Scan the data beneath this task and copy each line that includes "Stars".

The input »
*****

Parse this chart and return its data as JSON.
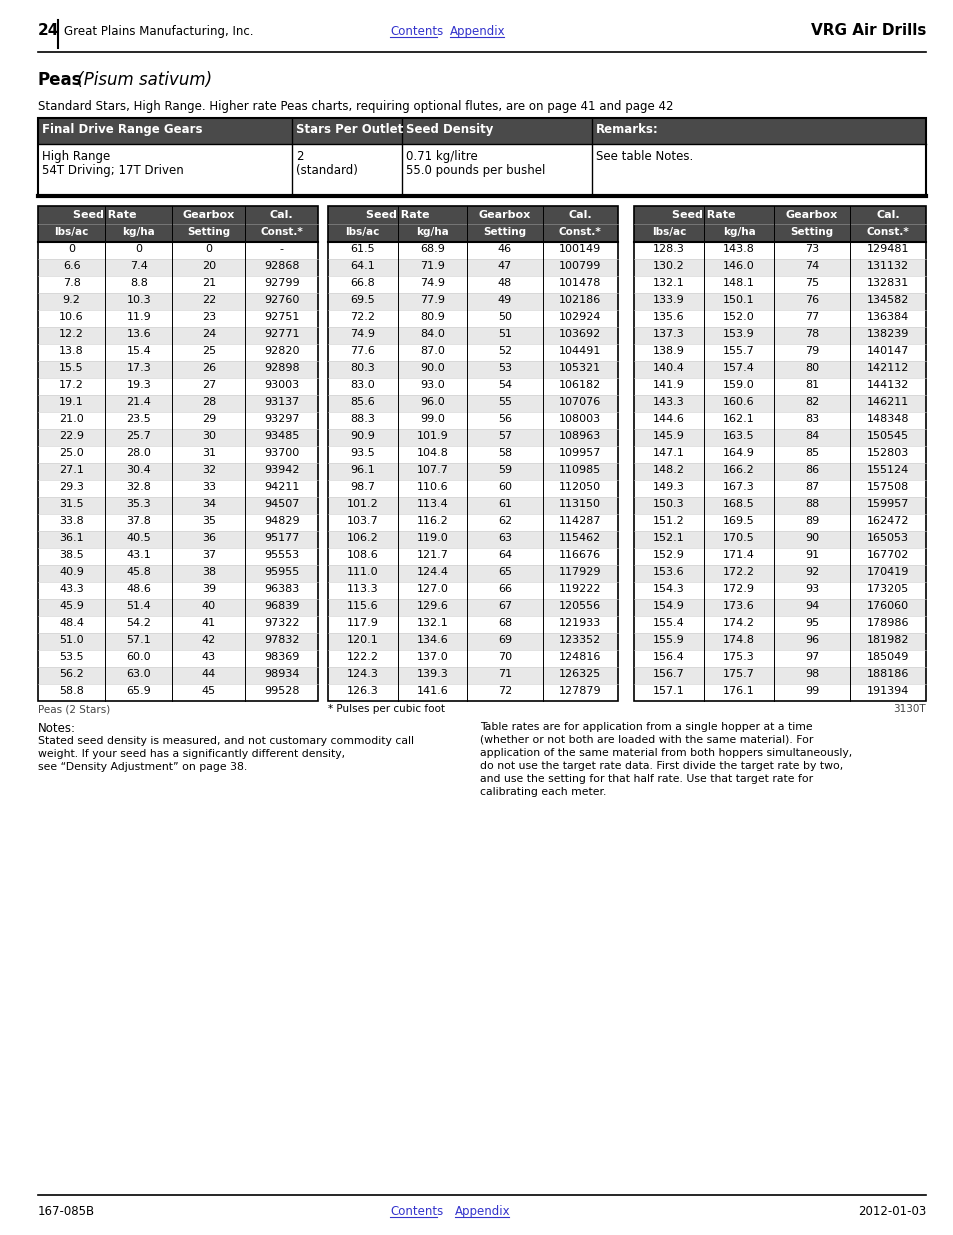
{
  "page_number": "24",
  "company": "Great Plains Manufacturing, Inc.",
  "nav_links": [
    "Contents",
    "Appendix"
  ],
  "title_right": "VRG Air Drills",
  "title_bold": "Peas",
  "title_italic": " (Pisum sativum)",
  "subtitle": "Standard Stars, High Range. Higher rate Peas charts, requiring optional flutes, are on page 41 and page 42",
  "info_headers": [
    "Final Drive Range Gears",
    "Stars Per Outlet",
    "Seed Density",
    "Remarks:"
  ],
  "info_row": [
    "High Range\n54T Driving; 17T Driven",
    "2\n(standard)",
    "0.71 kg/litre\n55.0 pounds per bushel",
    "See table Notes."
  ],
  "header_bg": "#4a4a4a",
  "alt_row_bg": "#e8e8e8",
  "data_col1": [
    [
      "0",
      "0",
      "0",
      "-"
    ],
    [
      "6.6",
      "7.4",
      "20",
      "92868"
    ],
    [
      "7.8",
      "8.8",
      "21",
      "92799"
    ],
    [
      "9.2",
      "10.3",
      "22",
      "92760"
    ],
    [
      "10.6",
      "11.9",
      "23",
      "92751"
    ],
    [
      "12.2",
      "13.6",
      "24",
      "92771"
    ],
    [
      "13.8",
      "15.4",
      "25",
      "92820"
    ],
    [
      "15.5",
      "17.3",
      "26",
      "92898"
    ],
    [
      "17.2",
      "19.3",
      "27",
      "93003"
    ],
    [
      "19.1",
      "21.4",
      "28",
      "93137"
    ],
    [
      "21.0",
      "23.5",
      "29",
      "93297"
    ],
    [
      "22.9",
      "25.7",
      "30",
      "93485"
    ],
    [
      "25.0",
      "28.0",
      "31",
      "93700"
    ],
    [
      "27.1",
      "30.4",
      "32",
      "93942"
    ],
    [
      "29.3",
      "32.8",
      "33",
      "94211"
    ],
    [
      "31.5",
      "35.3",
      "34",
      "94507"
    ],
    [
      "33.8",
      "37.8",
      "35",
      "94829"
    ],
    [
      "36.1",
      "40.5",
      "36",
      "95177"
    ],
    [
      "38.5",
      "43.1",
      "37",
      "95553"
    ],
    [
      "40.9",
      "45.8",
      "38",
      "95955"
    ],
    [
      "43.3",
      "48.6",
      "39",
      "96383"
    ],
    [
      "45.9",
      "51.4",
      "40",
      "96839"
    ],
    [
      "48.4",
      "54.2",
      "41",
      "97322"
    ],
    [
      "51.0",
      "57.1",
      "42",
      "97832"
    ],
    [
      "53.5",
      "60.0",
      "43",
      "98369"
    ],
    [
      "56.2",
      "63.0",
      "44",
      "98934"
    ],
    [
      "58.8",
      "65.9",
      "45",
      "99528"
    ]
  ],
  "data_col2": [
    [
      "61.5",
      "68.9",
      "46",
      "100149"
    ],
    [
      "64.1",
      "71.9",
      "47",
      "100799"
    ],
    [
      "66.8",
      "74.9",
      "48",
      "101478"
    ],
    [
      "69.5",
      "77.9",
      "49",
      "102186"
    ],
    [
      "72.2",
      "80.9",
      "50",
      "102924"
    ],
    [
      "74.9",
      "84.0",
      "51",
      "103692"
    ],
    [
      "77.6",
      "87.0",
      "52",
      "104491"
    ],
    [
      "80.3",
      "90.0",
      "53",
      "105321"
    ],
    [
      "83.0",
      "93.0",
      "54",
      "106182"
    ],
    [
      "85.6",
      "96.0",
      "55",
      "107076"
    ],
    [
      "88.3",
      "99.0",
      "56",
      "108003"
    ],
    [
      "90.9",
      "101.9",
      "57",
      "108963"
    ],
    [
      "93.5",
      "104.8",
      "58",
      "109957"
    ],
    [
      "96.1",
      "107.7",
      "59",
      "110985"
    ],
    [
      "98.7",
      "110.6",
      "60",
      "112050"
    ],
    [
      "101.2",
      "113.4",
      "61",
      "113150"
    ],
    [
      "103.7",
      "116.2",
      "62",
      "114287"
    ],
    [
      "106.2",
      "119.0",
      "63",
      "115462"
    ],
    [
      "108.6",
      "121.7",
      "64",
      "116676"
    ],
    [
      "111.0",
      "124.4",
      "65",
      "117929"
    ],
    [
      "113.3",
      "127.0",
      "66",
      "119222"
    ],
    [
      "115.6",
      "129.6",
      "67",
      "120556"
    ],
    [
      "117.9",
      "132.1",
      "68",
      "121933"
    ],
    [
      "120.1",
      "134.6",
      "69",
      "123352"
    ],
    [
      "122.2",
      "137.0",
      "70",
      "124816"
    ],
    [
      "124.3",
      "139.3",
      "71",
      "126325"
    ],
    [
      "126.3",
      "141.6",
      "72",
      "127879"
    ]
  ],
  "data_col3": [
    [
      "128.3",
      "143.8",
      "73",
      "129481"
    ],
    [
      "130.2",
      "146.0",
      "74",
      "131132"
    ],
    [
      "132.1",
      "148.1",
      "75",
      "132831"
    ],
    [
      "133.9",
      "150.1",
      "76",
      "134582"
    ],
    [
      "135.6",
      "152.0",
      "77",
      "136384"
    ],
    [
      "137.3",
      "153.9",
      "78",
      "138239"
    ],
    [
      "138.9",
      "155.7",
      "79",
      "140147"
    ],
    [
      "140.4",
      "157.4",
      "80",
      "142112"
    ],
    [
      "141.9",
      "159.0",
      "81",
      "144132"
    ],
    [
      "143.3",
      "160.6",
      "82",
      "146211"
    ],
    [
      "144.6",
      "162.1",
      "83",
      "148348"
    ],
    [
      "145.9",
      "163.5",
      "84",
      "150545"
    ],
    [
      "147.1",
      "164.9",
      "85",
      "152803"
    ],
    [
      "148.2",
      "166.2",
      "86",
      "155124"
    ],
    [
      "149.3",
      "167.3",
      "87",
      "157508"
    ],
    [
      "150.3",
      "168.5",
      "88",
      "159957"
    ],
    [
      "151.2",
      "169.5",
      "89",
      "162472"
    ],
    [
      "152.1",
      "170.5",
      "90",
      "165053"
    ],
    [
      "152.9",
      "171.4",
      "91",
      "167702"
    ],
    [
      "153.6",
      "172.2",
      "92",
      "170419"
    ],
    [
      "154.3",
      "172.9",
      "93",
      "173205"
    ],
    [
      "154.9",
      "173.6",
      "94",
      "176060"
    ],
    [
      "155.4",
      "174.2",
      "95",
      "178986"
    ],
    [
      "155.9",
      "174.8",
      "96",
      "181982"
    ],
    [
      "156.4",
      "175.3",
      "97",
      "185049"
    ],
    [
      "156.7",
      "175.7",
      "98",
      "188186"
    ],
    [
      "157.1",
      "176.1",
      "99",
      "191394"
    ]
  ],
  "footer_left": "Peas (2 Stars)",
  "footer_right": "3130T",
  "note_star": "* Pulses per cubic foot",
  "notes_left_header": "Notes:",
  "notes_left_lines": [
    "Stated seed density is measured, and not customary commodity call",
    "weight. If your seed has a significantly different density,",
    "see “Density Adjustment” on page 38."
  ],
  "notes_right_lines": [
    "Table rates are for application from a single hopper at a time",
    "(whether or not both are loaded with the same material). For",
    "application of the same material from both hoppers simultaneously,",
    "do not use the target rate data. First divide the target rate by two,",
    "and use the setting for that half rate. Use that target rate for",
    "calibrating each meter."
  ],
  "footer2_left": "167-085B",
  "footer2_right": "2012-01-03",
  "link_color": "#3333cc"
}
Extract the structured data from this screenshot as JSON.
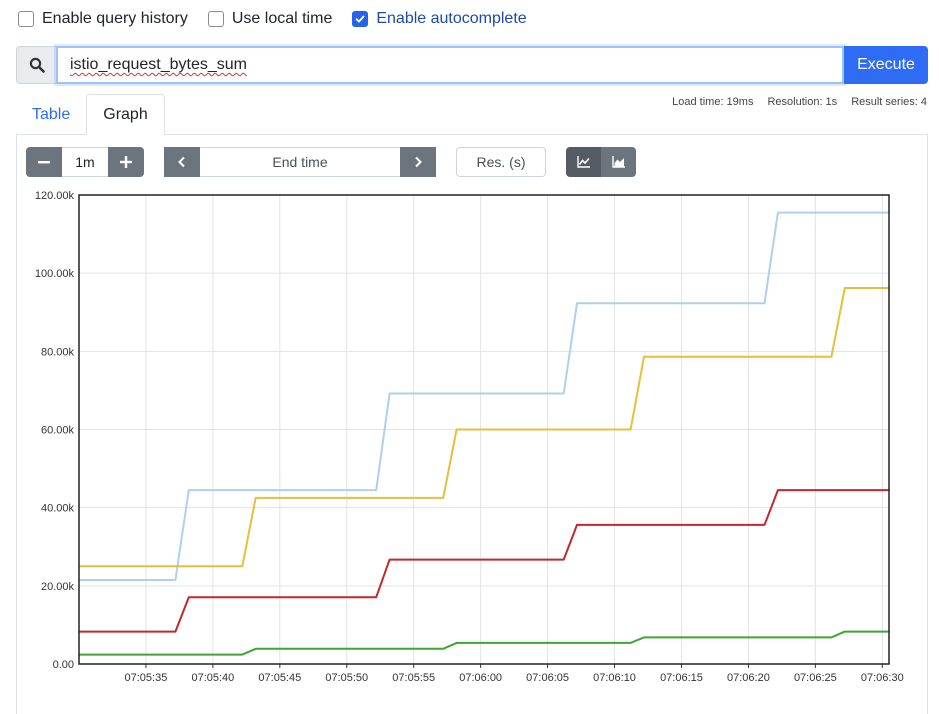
{
  "options": {
    "query_history": {
      "label": "Enable query history",
      "checked": false
    },
    "local_time": {
      "label": "Use local time",
      "checked": false
    },
    "autocomplete": {
      "label": "Enable autocomplete",
      "checked": true
    }
  },
  "query": {
    "value": "istio_request_bytes_sum",
    "execute_label": "Execute",
    "icon": "search-icon"
  },
  "stats": {
    "load_time": "Load time: 19ms",
    "resolution": "Resolution: 1s",
    "result_series": "Result series: 4"
  },
  "tabs": [
    {
      "label": "Table"
    },
    {
      "label": "Graph",
      "active": true
    }
  ],
  "controls": {
    "range": "1m",
    "end_time_placeholder": "End time",
    "res_placeholder": "Res. (s)",
    "minus_icon": "minus-icon",
    "plus_icon": "plus-icon",
    "prev_icon": "chevron-left-icon",
    "next_icon": "chevron-right-icon",
    "line_icon": "line-chart-icon",
    "stacked_icon": "area-chart-icon"
  },
  "chart_data": {
    "type": "line",
    "y_tick_labels": [
      "0.00",
      "20.00k",
      "40.00k",
      "60.00k",
      "80.00k",
      "100.00k",
      "120.00k"
    ],
    "ylim": [
      0,
      120000
    ],
    "x_tick_labels": [
      "07:05:35",
      "07:05:40",
      "07:05:45",
      "07:05:50",
      "07:05:55",
      "07:06:00",
      "07:06:05",
      "07:06:10",
      "07:06:15",
      "07:06:20",
      "07:06:25",
      "07:06:30"
    ],
    "x_tick_seconds": [
      35,
      40,
      45,
      50,
      55,
      60,
      65,
      70,
      75,
      80,
      85,
      90
    ],
    "xlim_seconds": [
      30,
      90.5
    ],
    "grid": true,
    "series": [
      {
        "color": "#aed0ee",
        "x": [
          30,
          37.2,
          38.2,
          52.2,
          53.2,
          66.2,
          67.2,
          81.2,
          82.2,
          90.5
        ],
        "y": [
          21500,
          21500,
          44500,
          44500,
          69200,
          69200,
          92300,
          92300,
          115500,
          115500
        ]
      },
      {
        "color": "#e6bf3c",
        "x": [
          30,
          42.2,
          43.2,
          57.2,
          58.2,
          71.2,
          72.2,
          86.2,
          87.2,
          90.5
        ],
        "y": [
          25000,
          25000,
          42500,
          42500,
          60000,
          60000,
          78600,
          78600,
          96200,
          96200
        ]
      },
      {
        "color": "#c0282e",
        "x": [
          30,
          37.2,
          38.2,
          52.2,
          53.2,
          66.2,
          67.2,
          81.2,
          82.2,
          90.5
        ],
        "y": [
          8300,
          8300,
          17100,
          17100,
          26700,
          26700,
          35600,
          35600,
          44500,
          44500
        ]
      },
      {
        "color": "#3fa535",
        "x": [
          30,
          42.2,
          43.2,
          57.2,
          58.2,
          71.2,
          72.2,
          86.2,
          87.2,
          90.5
        ],
        "y": [
          2400,
          2400,
          3900,
          3900,
          5400,
          5400,
          6800,
          6800,
          8300,
          8300
        ]
      }
    ]
  }
}
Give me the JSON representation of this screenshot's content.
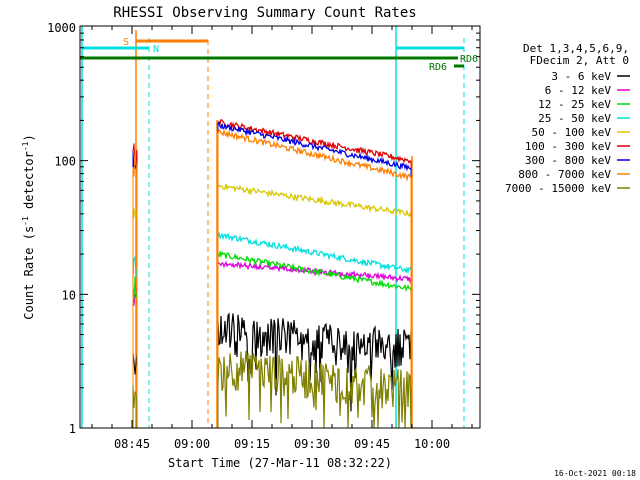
{
  "chart_data": {
    "type": "line",
    "title": "RHESSI Observing Summary Count Rates",
    "xlabel": "Start Time (27-Mar-11 08:32:22)",
    "ylabel_main": "Count Rate (s",
    "ylabel_sup": "-1",
    "ylabel_rest": " detector",
    "ylabel_sup2": "-1",
    "ylabel_close": ")",
    "yscale": "log",
    "ylim": [
      1,
      1000
    ],
    "xlim": [
      "08:32",
      "10:12"
    ],
    "x_ticks": [
      "08:45",
      "09:00",
      "09:15",
      "09:30",
      "09:45",
      "10:00"
    ],
    "y_ticks": [
      "1",
      "10",
      "100",
      "1000"
    ],
    "footer": "16-Oct-2021 00:18",
    "legend": {
      "position": "right",
      "header": [
        "Det 1,3,4,5,6,9,",
        "FDecim 2, Att 0"
      ],
      "entries": [
        {
          "label": "3 - 6 keV",
          "color": "#000000"
        },
        {
          "label": "6 - 12 keV",
          "color": "#e000e0"
        },
        {
          "label": "12 - 25 keV",
          "color": "#00dd00"
        },
        {
          "label": "25 - 50 keV",
          "color": "#00e0e0"
        },
        {
          "label": "50 - 100 keV",
          "color": "#d8c800"
        },
        {
          "label": "100 - 300 keV",
          "color": "#e00000"
        },
        {
          "label": "300 - 800 keV",
          "color": "#0000e0"
        },
        {
          "label": "800 - 7000 keV",
          "color": "#ff7f00"
        },
        {
          "label": "7000 - 15000 keV",
          "color": "#7f7f00"
        }
      ]
    },
    "flags": [
      {
        "label": "S",
        "color": "#ff7f00"
      },
      {
        "label": "N",
        "color": "#00e0e0"
      },
      {
        "label": "RD6",
        "color": "#007700"
      },
      {
        "label": "RD6",
        "color": "#007700"
      }
    ],
    "series": [
      {
        "name": "3 - 6 keV",
        "color": "#000000",
        "start": [
          5.5,
          5.5
        ],
        "end": [
          4,
          3.5
        ]
      },
      {
        "name": "6 - 12 keV",
        "color": "#e000e0",
        "start": [
          17,
          17
        ],
        "end": [
          13,
          13
        ]
      },
      {
        "name": "12 - 25 keV",
        "color": "#00dd00",
        "start": [
          20,
          20
        ],
        "end": [
          11,
          11
        ]
      },
      {
        "name": "25 - 50 keV",
        "color": "#00e0e0",
        "start": [
          28,
          28
        ],
        "end": [
          15,
          15
        ]
      },
      {
        "name": "50 - 100 keV",
        "color": "#d8c800",
        "start": [
          65,
          65
        ],
        "end": [
          40,
          40
        ]
      },
      {
        "name": "100 - 300 keV",
        "color": "#e00000",
        "start": [
          195,
          195
        ],
        "end": [
          100,
          100
        ]
      },
      {
        "name": "300 - 800 keV",
        "color": "#0000e0",
        "start": [
          185,
          185
        ],
        "end": [
          88,
          88
        ]
      },
      {
        "name": "800 - 7000 keV",
        "color": "#ff7f00",
        "start": [
          165,
          165
        ],
        "end": [
          75,
          75
        ]
      },
      {
        "name": "7000 - 15000 keV",
        "color": "#7f7f00",
        "start": [
          3,
          3
        ],
        "end": [
          2,
          2
        ]
      }
    ]
  }
}
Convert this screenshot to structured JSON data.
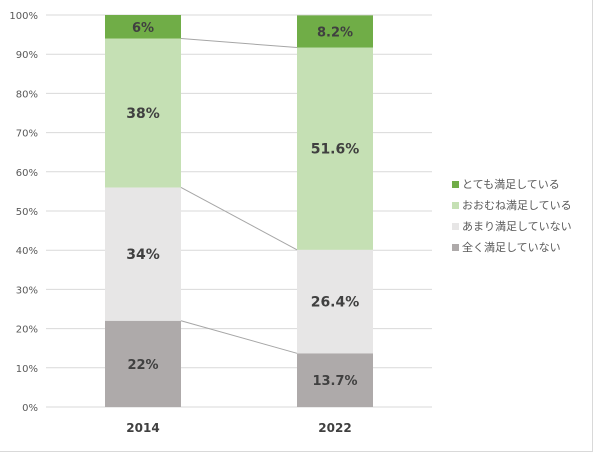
{
  "chart_data": {
    "type": "bar",
    "stacked": true,
    "categories": [
      "2014",
      "2022"
    ],
    "series": [
      {
        "name": "全く満足していない",
        "values": [
          22,
          13.7
        ],
        "labels": [
          "22%",
          "13.7%"
        ],
        "color": "#aeaaaa"
      },
      {
        "name": "あまり満足していない",
        "values": [
          34,
          26.4
        ],
        "labels": [
          "34%",
          "26.4%"
        ],
        "color": "#e7e6e6"
      },
      {
        "name": "おおむね満足している",
        "values": [
          38,
          51.6
        ],
        "labels": [
          "38%",
          "51.6%"
        ],
        "color": "#c5e0b4"
      },
      {
        "name": "とても満足している",
        "values": [
          6,
          8.2
        ],
        "labels": [
          "6%",
          "8.2%"
        ],
        "color": "#70ad47"
      }
    ],
    "legend_order": [
      "とても満足している",
      "おおむね満足している",
      "あまり満足していない",
      "全く満足していない"
    ],
    "yticks": [
      "0%",
      "10%",
      "20%",
      "30%",
      "40%",
      "50%",
      "60%",
      "70%",
      "80%",
      "90%",
      "100%"
    ],
    "ylim": [
      0,
      100
    ],
    "grid": true,
    "series_lines": true,
    "legend_position": "right",
    "title": "",
    "xlabel": "",
    "ylabel": ""
  }
}
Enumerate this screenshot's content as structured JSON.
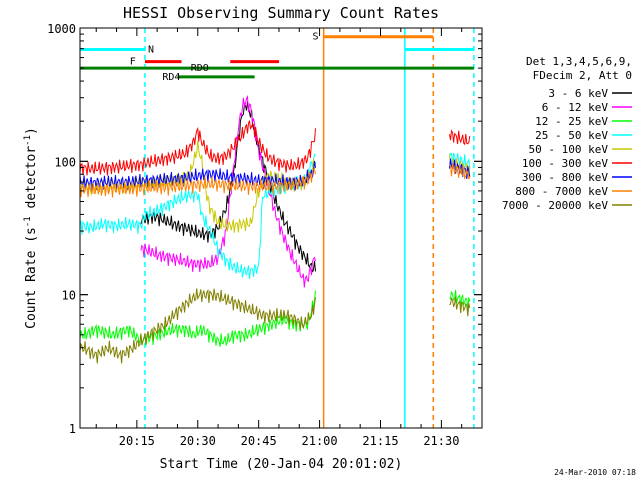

*****

Written answer »
  "subtitle": "Standard Stars, High Range. Higher rate Peas charts, requiring optional flutes, are on page 41 and page 42",
    "Stars Per Outlet",
  "footer_left": "Peas (2 Stars)",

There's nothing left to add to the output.